__Problem details__: Transcribe the records exactly. Pictures do not belong in the transcription.
[BEGIN Listing]
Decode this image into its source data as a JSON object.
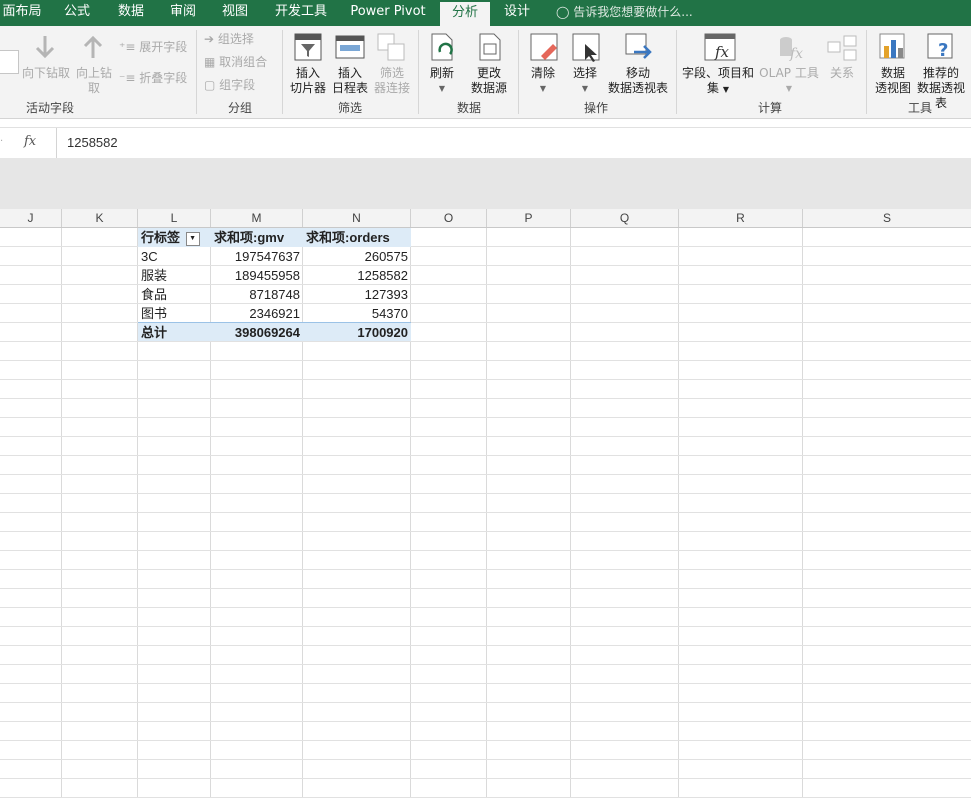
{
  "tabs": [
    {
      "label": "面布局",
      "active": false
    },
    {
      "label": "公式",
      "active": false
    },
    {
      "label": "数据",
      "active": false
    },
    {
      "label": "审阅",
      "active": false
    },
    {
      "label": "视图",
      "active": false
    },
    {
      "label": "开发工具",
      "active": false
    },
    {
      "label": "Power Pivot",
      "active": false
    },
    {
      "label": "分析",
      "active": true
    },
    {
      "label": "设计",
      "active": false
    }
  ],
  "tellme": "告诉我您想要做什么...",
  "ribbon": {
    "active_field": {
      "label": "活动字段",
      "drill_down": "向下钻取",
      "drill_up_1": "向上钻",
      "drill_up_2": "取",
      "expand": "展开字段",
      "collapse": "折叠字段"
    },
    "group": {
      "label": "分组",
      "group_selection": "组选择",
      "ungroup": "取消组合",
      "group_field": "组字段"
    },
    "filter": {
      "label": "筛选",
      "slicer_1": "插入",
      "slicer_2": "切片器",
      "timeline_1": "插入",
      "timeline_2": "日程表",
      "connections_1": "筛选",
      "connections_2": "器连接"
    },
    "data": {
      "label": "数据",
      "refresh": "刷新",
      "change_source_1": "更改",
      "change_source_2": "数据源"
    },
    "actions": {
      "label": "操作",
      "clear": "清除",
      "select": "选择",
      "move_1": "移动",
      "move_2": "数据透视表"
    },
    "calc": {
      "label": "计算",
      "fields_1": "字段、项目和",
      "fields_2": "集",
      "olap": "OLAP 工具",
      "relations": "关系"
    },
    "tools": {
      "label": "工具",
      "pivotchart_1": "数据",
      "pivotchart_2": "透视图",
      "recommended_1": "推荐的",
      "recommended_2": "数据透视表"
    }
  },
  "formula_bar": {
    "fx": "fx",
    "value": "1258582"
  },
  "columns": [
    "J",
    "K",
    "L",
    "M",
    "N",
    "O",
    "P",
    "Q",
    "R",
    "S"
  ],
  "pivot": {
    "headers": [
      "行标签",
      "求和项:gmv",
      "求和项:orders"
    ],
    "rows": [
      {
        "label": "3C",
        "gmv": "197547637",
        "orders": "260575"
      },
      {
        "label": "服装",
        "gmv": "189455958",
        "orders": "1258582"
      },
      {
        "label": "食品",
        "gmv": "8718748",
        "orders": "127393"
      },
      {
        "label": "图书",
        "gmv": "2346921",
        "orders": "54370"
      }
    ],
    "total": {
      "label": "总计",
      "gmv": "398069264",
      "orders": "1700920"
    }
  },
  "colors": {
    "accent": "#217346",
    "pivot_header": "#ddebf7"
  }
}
[END Listing]
__Output__:
Decode this image into its source data as a JSON object.
{
  "tabs": [
    {
      "label": "面布局",
      "active": false
    },
    {
      "label": "公式",
      "active": false
    },
    {
      "label": "数据",
      "active": false
    },
    {
      "label": "审阅",
      "active": false
    },
    {
      "label": "视图",
      "active": false
    },
    {
      "label": "开发工具",
      "active": false
    },
    {
      "label": "Power Pivot",
      "active": false
    },
    {
      "label": "分析",
      "active": true
    },
    {
      "label": "设计",
      "active": false
    }
  ],
  "tellme": "告诉我您想要做什么...",
  "ribbon": {
    "active_field": {
      "label": "活动字段",
      "drill_down": "向下钻取",
      "drill_up_1": "向上钻",
      "drill_up_2": "取",
      "expand": "展开字段",
      "collapse": "折叠字段"
    },
    "group": {
      "label": "分组",
      "group_selection": "组选择",
      "ungroup": "取消组合",
      "group_field": "组字段"
    },
    "filter": {
      "label": "筛选",
      "slicer_1": "插入",
      "slicer_2": "切片器",
      "timeline_1": "插入",
      "timeline_2": "日程表",
      "connections_1": "筛选",
      "connections_2": "器连接"
    },
    "data": {
      "label": "数据",
      "refresh": "刷新",
      "change_source_1": "更改",
      "change_source_2": "数据源"
    },
    "actions": {
      "label": "操作",
      "clear": "清除",
      "select": "选择",
      "move_1": "移动",
      "move_2": "数据透视表"
    },
    "calc": {
      "label": "计算",
      "fields_1": "字段、项目和",
      "fields_2": "集",
      "olap": "OLAP 工具",
      "relations": "关系"
    },
    "tools": {
      "label": "工具",
      "pivotchart_1": "数据",
      "pivotchart_2": "透视图",
      "recommended_1": "推荐的",
      "recommended_2": "数据透视表"
    }
  },
  "formula_bar": {
    "fx": "fx",
    "value": "1258582"
  },
  "columns": [
    "J",
    "K",
    "L",
    "M",
    "N",
    "O",
    "P",
    "Q",
    "R",
    "S"
  ],
  "pivot": {
    "headers": [
      "行标签",
      "求和项:gmv",
      "求和项:orders"
    ],
    "rows": [
      {
        "label": "3C",
        "gmv": "197547637",
        "orders": "260575"
      },
      {
        "label": "服装",
        "gmv": "189455958",
        "orders": "1258582"
      },
      {
        "label": "食品",
        "gmv": "8718748",
        "orders": "127393"
      },
      {
        "label": "图书",
        "gmv": "2346921",
        "orders": "54370"
      }
    ],
    "total": {
      "label": "总计",
      "gmv": "398069264",
      "orders": "1700920"
    }
  },
  "colors": {
    "accent": "#217346",
    "pivot_header": "#ddebf7"
  }
}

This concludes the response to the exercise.